[Raw records]
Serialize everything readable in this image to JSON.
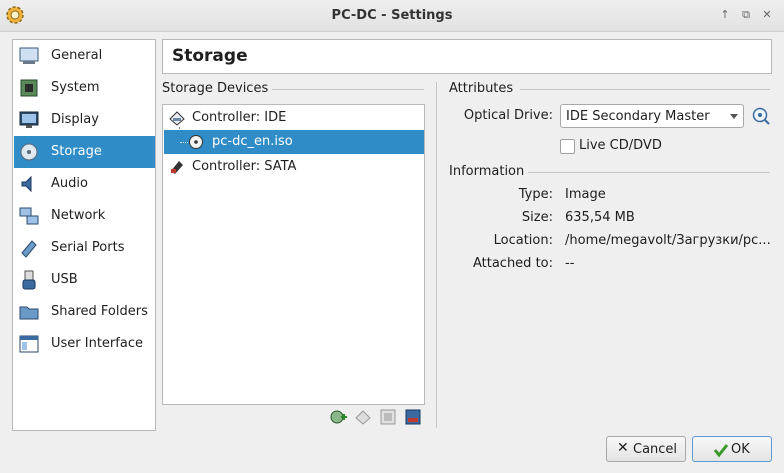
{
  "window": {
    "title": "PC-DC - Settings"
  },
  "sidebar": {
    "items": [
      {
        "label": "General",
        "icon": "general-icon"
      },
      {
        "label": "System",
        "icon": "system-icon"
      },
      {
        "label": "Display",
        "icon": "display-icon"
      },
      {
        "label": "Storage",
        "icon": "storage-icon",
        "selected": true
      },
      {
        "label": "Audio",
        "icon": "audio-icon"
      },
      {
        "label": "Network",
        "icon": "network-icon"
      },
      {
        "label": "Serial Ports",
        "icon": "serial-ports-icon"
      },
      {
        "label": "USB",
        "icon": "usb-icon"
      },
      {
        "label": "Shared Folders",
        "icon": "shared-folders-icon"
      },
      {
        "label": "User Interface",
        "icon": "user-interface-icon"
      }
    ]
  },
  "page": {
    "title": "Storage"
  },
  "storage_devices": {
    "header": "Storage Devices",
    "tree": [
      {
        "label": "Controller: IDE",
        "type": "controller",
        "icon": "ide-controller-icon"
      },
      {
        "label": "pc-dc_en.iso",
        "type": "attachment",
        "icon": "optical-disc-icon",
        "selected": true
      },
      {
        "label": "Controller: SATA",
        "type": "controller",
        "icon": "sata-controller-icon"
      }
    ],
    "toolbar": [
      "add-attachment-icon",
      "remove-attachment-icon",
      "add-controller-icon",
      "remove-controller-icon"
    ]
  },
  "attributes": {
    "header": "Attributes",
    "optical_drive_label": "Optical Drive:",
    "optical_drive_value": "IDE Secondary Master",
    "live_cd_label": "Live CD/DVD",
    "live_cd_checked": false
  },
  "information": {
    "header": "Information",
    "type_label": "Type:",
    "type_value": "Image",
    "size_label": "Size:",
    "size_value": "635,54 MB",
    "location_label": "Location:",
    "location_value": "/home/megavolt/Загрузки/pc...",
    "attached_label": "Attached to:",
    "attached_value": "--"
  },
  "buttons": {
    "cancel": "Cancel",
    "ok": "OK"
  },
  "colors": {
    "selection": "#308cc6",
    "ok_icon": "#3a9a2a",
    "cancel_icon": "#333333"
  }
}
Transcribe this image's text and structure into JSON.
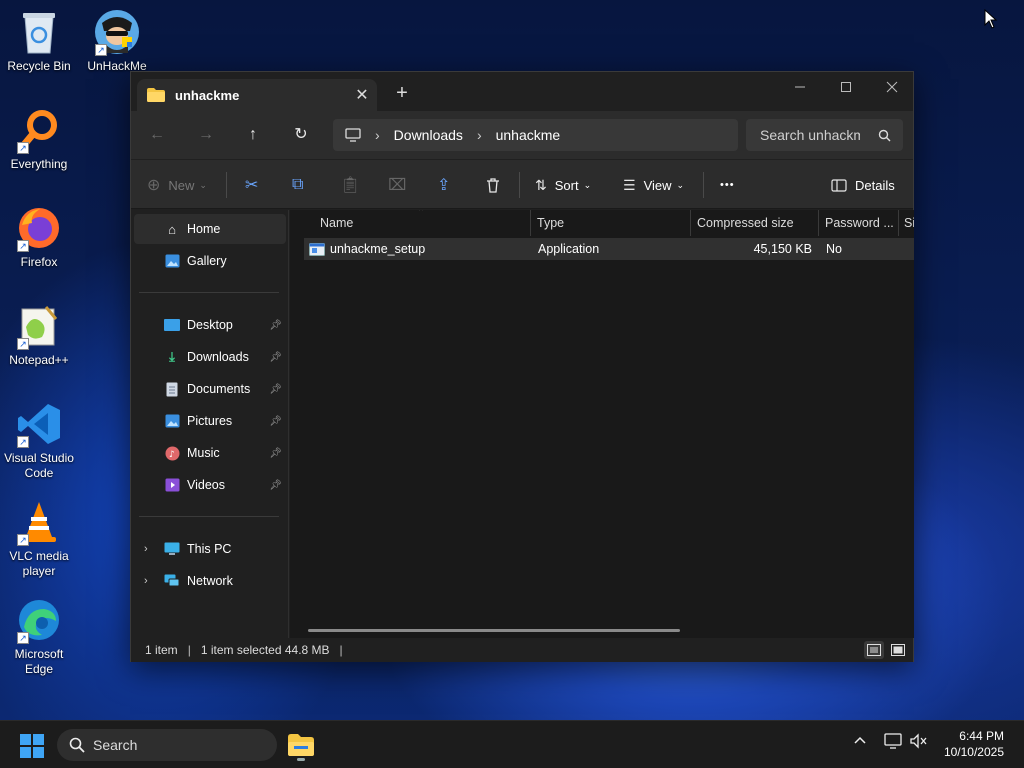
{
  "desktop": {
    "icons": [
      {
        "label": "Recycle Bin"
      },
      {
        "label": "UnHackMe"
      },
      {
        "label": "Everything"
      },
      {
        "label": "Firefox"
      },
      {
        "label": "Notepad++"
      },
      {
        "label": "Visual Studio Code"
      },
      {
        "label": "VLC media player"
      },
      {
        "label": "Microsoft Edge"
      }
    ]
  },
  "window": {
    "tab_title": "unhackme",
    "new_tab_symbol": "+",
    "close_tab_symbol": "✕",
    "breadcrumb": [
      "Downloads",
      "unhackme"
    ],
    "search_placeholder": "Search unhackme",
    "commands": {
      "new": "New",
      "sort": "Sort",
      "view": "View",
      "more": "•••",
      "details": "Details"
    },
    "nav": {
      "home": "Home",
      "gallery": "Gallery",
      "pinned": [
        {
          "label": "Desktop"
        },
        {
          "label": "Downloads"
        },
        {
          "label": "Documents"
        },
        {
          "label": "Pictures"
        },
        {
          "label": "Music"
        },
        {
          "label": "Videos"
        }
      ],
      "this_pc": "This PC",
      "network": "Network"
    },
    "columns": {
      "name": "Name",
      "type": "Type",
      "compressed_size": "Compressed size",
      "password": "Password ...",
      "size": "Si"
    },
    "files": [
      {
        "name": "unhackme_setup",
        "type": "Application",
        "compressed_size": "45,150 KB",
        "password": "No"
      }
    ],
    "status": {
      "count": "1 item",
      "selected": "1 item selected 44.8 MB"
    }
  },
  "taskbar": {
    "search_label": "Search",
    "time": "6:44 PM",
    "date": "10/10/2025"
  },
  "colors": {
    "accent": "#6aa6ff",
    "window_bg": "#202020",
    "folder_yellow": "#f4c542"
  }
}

◆ Do this
Search the data for "remove" and list every line in which it occurs.

◆ The response
      "remove-attachment-icon",
      "remove-controller-icon"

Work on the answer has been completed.